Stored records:
————————

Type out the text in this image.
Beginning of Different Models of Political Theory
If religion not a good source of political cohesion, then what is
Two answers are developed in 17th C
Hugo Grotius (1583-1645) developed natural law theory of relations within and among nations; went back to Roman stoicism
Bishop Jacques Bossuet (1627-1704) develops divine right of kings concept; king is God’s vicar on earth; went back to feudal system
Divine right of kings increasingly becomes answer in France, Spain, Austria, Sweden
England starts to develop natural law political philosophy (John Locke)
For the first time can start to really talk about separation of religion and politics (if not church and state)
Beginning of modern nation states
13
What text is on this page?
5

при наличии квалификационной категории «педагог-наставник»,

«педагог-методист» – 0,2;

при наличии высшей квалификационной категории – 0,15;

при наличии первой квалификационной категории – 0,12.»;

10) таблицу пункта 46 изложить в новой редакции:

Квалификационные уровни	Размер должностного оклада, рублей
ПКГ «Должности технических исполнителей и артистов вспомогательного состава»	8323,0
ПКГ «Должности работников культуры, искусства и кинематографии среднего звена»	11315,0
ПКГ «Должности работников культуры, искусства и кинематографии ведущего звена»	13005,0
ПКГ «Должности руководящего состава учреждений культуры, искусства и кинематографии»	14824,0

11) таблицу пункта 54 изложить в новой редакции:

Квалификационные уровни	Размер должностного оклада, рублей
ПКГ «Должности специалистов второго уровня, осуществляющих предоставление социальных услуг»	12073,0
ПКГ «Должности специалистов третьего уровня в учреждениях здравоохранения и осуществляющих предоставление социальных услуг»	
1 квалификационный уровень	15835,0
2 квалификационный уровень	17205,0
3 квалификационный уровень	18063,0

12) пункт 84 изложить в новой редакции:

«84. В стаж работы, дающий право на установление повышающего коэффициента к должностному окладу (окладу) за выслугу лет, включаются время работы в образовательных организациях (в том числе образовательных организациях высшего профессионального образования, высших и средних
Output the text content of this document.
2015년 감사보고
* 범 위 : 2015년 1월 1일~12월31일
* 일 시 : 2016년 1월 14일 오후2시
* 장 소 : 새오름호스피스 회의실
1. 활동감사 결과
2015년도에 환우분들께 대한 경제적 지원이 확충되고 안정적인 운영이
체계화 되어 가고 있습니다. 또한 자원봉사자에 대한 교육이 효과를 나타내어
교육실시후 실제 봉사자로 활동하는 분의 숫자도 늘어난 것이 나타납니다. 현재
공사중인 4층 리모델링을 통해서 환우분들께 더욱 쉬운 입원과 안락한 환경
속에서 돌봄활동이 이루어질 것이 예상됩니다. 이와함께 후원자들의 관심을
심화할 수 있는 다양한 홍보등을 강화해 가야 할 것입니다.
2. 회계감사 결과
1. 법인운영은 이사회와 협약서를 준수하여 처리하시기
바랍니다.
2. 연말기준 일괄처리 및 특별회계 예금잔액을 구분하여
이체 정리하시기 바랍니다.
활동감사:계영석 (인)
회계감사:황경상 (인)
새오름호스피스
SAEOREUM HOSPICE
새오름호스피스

————————

- **STATED PROBLEM**: Repeat all the entries word for word.

- **EXPECTED ANSWER**:
Type out the text in this image.
Beginning of Different Models of Political Theory
If religion not a good source of political cohesion, then what is
Two answers are developed in 17th C
Hugo Grotius (1583-1645) developed natural law theory of relations within and among nations; went back to Roman stoicism
Bishop Jacques Bossuet (1627-1704) develops divine right of kings concept; king is God’s vicar on earth; went back to feudal system
Divine right of kings increasingly becomes answer in France, Spain, Austria, Sweden
England starts to develop natural law political philosophy (John Locke)
For the first time can start to really talk about separation of religion and politics (if not church and state)
Beginning of modern nation states
13
What text is on this page?
5

при наличии квалификационной категории «педагог-наставник»,

«педагог-методист» – 0,2;

при наличии высшей квалификационной категории – 0,15;

при наличии первой квалификационной категории – 0,12.»;

10) таблицу пункта 46 изложить в новой редакции:

Квалификационные уровни	Размер должностного оклада, рублей
ПКГ «Должности технических исполнителей и артистов вспомогательного состава»	8323,0
ПКГ «Должности работников культуры, искусства и кинематографии среднего звена»	11315,0
ПКГ «Должности работников культуры, искусства и кинематографии ведущего звена»	13005,0
ПКГ «Должности руководящего состава учреждений культуры, искусства и кинематографии»	14824,0

11) таблицу пункта 54 изложить в новой редакции:

Квалификационные уровни	Размер должностного оклада, рублей
ПКГ «Должности специалистов второго уровня, осуществляющих предоставление социальных услуг»	12073,0
ПКГ «Должности специалистов третьего уровня в учреждениях здравоохранения и осуществляющих предоставление социальных услуг»	
1 квалификационный уровень	15835,0
2 квалификационный уровень	17205,0
3 квалификационный уровень	18063,0

12) пункт 84 изложить в новой редакции:

«84. В стаж работы, дающий право на установление повышающего коэффициента к должностному окладу (окладу) за выслугу лет, включаются время работы в образовательных организациях (в том числе образовательных организациях высшего профессионального образования, высших и средних
Output the text content of this document.
2015년 감사보고
* 범 위 : 2015년 1월 1일~12월31일
* 일 시 : 2016년 1월 14일 오후2시
* 장 소 : 새오름호스피스 회의실
1. 활동감사 결과
2015년도에 환우분들께 대한 경제적 지원이 확충되고 안정적인 운영이
체계화 되어 가고 있습니다. 또한 자원봉사자에 대한 교육이 효과를 나타내어
교육실시후 실제 봉사자로 활동하는 분의 숫자도 늘어난 것이 나타납니다. 현재
공사중인 4층 리모델링을 통해서 환우분들께 더욱 쉬운 입원과 안락한 환경
속에서 돌봄활동이 이루어질 것이 예상됩니다. 이와함께 후원자들의 관심을
심화할 수 있는 다양한 홍보등을 강화해 가야 할 것입니다.
2. 회계감사 결과
1. 법인운영은 이사회와 협약서를 준수하여 처리하시기
바랍니다.
2. 연말기준 일괄처리 및 특별회계 예금잔액을 구분하여
이체 정리하시기 바랍니다.
활동감사:계영석 (인)
회계감사:황경상 (인)
새오름호스피스
SAEOREUM HOSPICE
새오름호스피스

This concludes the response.